- Desafio a: Atualize os registros desde o início até a linha que contém "menu-item-label[interactable]: Awaiting email", inclusive, substituindo "Recently active" por "Recently online". Mantenha todo o resto inalterado e devolva apenas essas linhas.

- Excerto da página:
Em entrevista à Lusa, Gowan, um especialista no sistema das Nações Unidas, Conselho de Segurança e em operações de manutenção da paz, observou que apesar da reputação de ser um secretário-geral extremamente cauteloso, Guterres tem sido “muito ousado” nas suas declarações sobre esta guerra.
“Guterres tem sido invulgarmente franco nas suas críticas às ações israelitas e apelos a um cessar-fogo. (…) Isto não só prejudicou as suas relações com Israel, mas também irritou a administração de Joe Biden”, advogou Gowan.
De acordo com o analista, as autoridades norte-americanas estão “muito frustradas” com as declarações públicas do ex-primeiro-ministro português sobre a guerra, que, por sua vez, “sente que tem a obrigação moral de adotar uma posição forte em questões humanitárias”.

- Dados de trabalho:
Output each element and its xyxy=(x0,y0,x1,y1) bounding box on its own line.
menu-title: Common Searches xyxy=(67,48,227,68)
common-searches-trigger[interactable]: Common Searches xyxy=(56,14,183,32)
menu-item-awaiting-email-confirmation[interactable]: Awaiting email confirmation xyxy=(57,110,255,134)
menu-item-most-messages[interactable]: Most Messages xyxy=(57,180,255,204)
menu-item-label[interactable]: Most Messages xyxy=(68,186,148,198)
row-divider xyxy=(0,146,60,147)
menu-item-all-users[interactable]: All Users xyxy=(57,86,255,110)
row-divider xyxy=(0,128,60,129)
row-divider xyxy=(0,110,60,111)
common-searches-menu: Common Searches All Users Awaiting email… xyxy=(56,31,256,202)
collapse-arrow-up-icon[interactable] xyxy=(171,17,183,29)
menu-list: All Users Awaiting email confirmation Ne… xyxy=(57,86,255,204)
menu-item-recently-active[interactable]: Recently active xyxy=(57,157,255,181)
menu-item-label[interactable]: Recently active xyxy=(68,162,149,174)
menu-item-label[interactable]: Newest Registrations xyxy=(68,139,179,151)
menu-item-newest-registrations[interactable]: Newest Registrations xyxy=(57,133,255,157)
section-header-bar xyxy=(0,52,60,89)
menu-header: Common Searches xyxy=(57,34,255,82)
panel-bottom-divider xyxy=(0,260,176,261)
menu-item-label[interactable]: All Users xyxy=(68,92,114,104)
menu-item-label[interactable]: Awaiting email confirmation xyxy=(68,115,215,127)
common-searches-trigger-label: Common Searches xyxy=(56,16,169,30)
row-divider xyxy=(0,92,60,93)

- Desafio b: Indique todas as pessoas mencionadas pelo nome no excerto sobre Guterres e a guerra.

- Resposta correta a:
Output each element and its xyxy=(x0,y0,x1,y1) bounding box on its own line.
menu-title: Common Searches xyxy=(67,48,227,68)
common-searches-trigger[interactable]: Common Searches xyxy=(56,14,183,32)
menu-item-awaiting-email-confirmation[interactable]: Awaiting email confirmation xyxy=(57,110,255,134)
menu-item-most-messages[interactable]: Most Messages xyxy=(57,180,255,204)
menu-item-label[interactable]: Most Messages xyxy=(68,186,148,198)
row-divider xyxy=(0,146,60,147)
menu-item-all-users[interactable]: All Users xyxy=(57,86,255,110)
row-divider xyxy=(0,128,60,129)
row-divider xyxy=(0,110,60,111)
common-searches-menu: Common Searches All Users Awaiting email… xyxy=(56,31,256,202)
collapse-arrow-up-icon[interactable] xyxy=(171,17,183,29)
menu-list: All Users Awaiting email confirmation Ne… xyxy=(57,86,255,204)
menu-item-recently-active[interactable]: Recently online xyxy=(57,157,255,181)
menu-item-label[interactable]: Recently online xyxy=(68,162,149,174)
menu-item-label[interactable]: Newest Registrations xyxy=(68,139,179,151)
menu-item-newest-registrations[interactable]: Newest Registrations xyxy=(57,133,255,157)
section-header-bar xyxy=(0,52,60,89)
menu-header: Common Searches xyxy=(57,34,255,82)
panel-bottom-divider xyxy=(0,260,176,261)
menu-item-label[interactable]: All Users xyxy=(68,92,114,104)
menu-item-label[interactable]: Awaiting email confirmation xyxy=(68,115,215,127)

- Resposta correta b:
Gowan
Guterres
Joe Biden